What the exercise asks
Locate every line below that contains the word "материалов" and copy it.

Entries provided
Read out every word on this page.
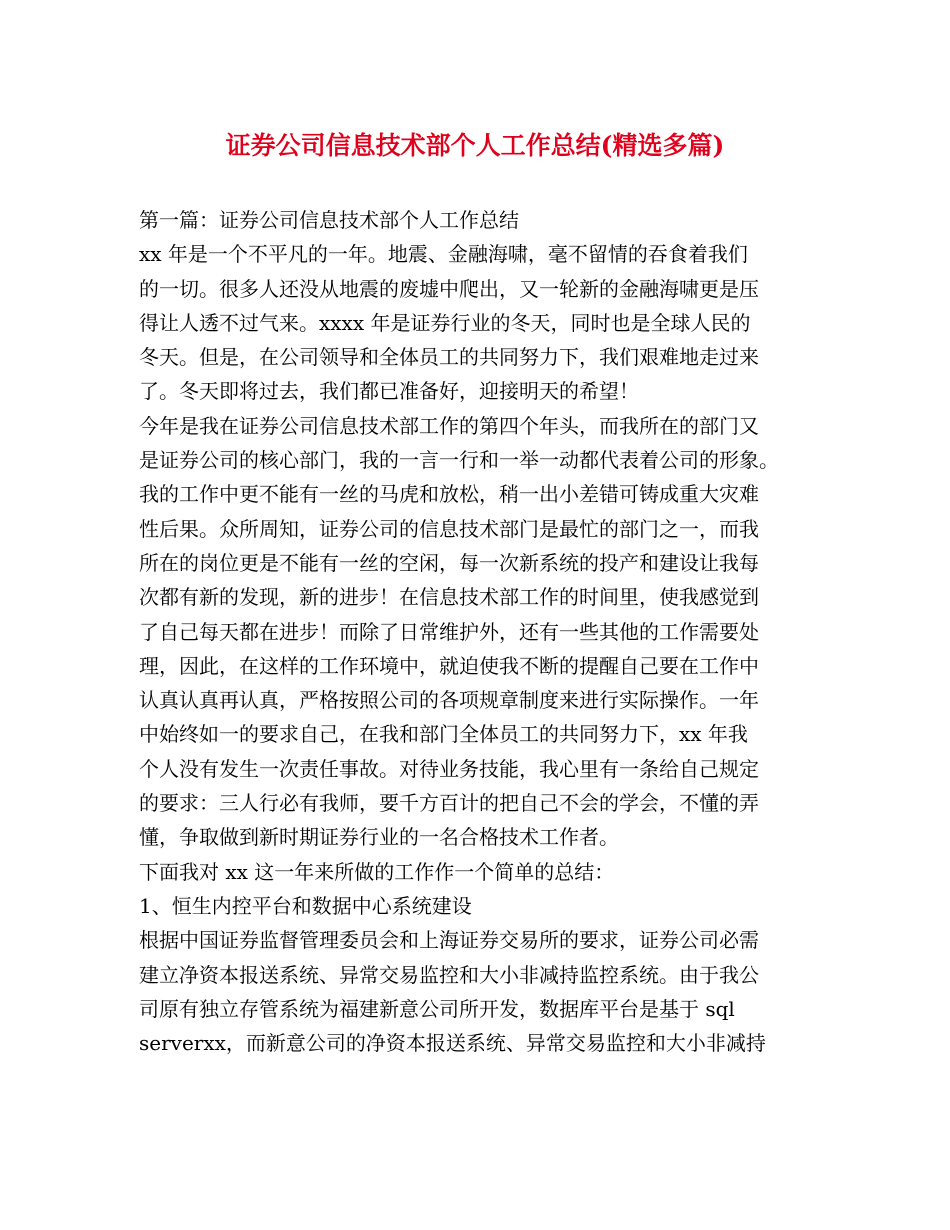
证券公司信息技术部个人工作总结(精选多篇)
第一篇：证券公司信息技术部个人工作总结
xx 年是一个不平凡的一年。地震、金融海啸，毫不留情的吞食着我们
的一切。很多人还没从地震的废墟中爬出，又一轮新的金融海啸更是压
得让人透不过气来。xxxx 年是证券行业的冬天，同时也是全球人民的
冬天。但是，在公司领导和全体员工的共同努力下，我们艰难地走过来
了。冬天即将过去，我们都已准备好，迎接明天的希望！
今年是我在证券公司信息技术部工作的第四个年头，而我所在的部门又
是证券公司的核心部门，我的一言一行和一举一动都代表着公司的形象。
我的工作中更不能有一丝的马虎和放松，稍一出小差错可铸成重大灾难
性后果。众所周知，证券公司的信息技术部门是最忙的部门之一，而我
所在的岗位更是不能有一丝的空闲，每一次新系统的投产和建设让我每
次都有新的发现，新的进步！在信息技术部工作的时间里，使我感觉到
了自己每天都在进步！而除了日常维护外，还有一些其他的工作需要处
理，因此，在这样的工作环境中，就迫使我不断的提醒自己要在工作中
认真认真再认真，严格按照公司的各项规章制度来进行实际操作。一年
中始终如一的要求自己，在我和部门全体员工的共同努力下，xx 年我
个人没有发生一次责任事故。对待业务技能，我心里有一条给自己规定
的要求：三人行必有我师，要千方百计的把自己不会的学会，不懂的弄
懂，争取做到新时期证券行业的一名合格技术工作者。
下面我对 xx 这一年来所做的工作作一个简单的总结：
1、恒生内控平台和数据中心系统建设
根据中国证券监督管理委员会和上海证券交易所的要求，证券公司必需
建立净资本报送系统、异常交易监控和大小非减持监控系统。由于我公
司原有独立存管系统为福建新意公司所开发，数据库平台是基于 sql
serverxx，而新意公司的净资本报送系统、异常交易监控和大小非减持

--

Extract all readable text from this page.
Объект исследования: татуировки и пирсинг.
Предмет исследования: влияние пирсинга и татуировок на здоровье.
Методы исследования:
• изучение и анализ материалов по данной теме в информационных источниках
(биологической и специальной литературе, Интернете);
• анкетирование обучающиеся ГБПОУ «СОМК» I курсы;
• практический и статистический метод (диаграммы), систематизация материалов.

Expected output
• изучение и анализ материалов по данной теме в информационных источниках
• практический и статистический метод (диаграммы), систематизация материалов.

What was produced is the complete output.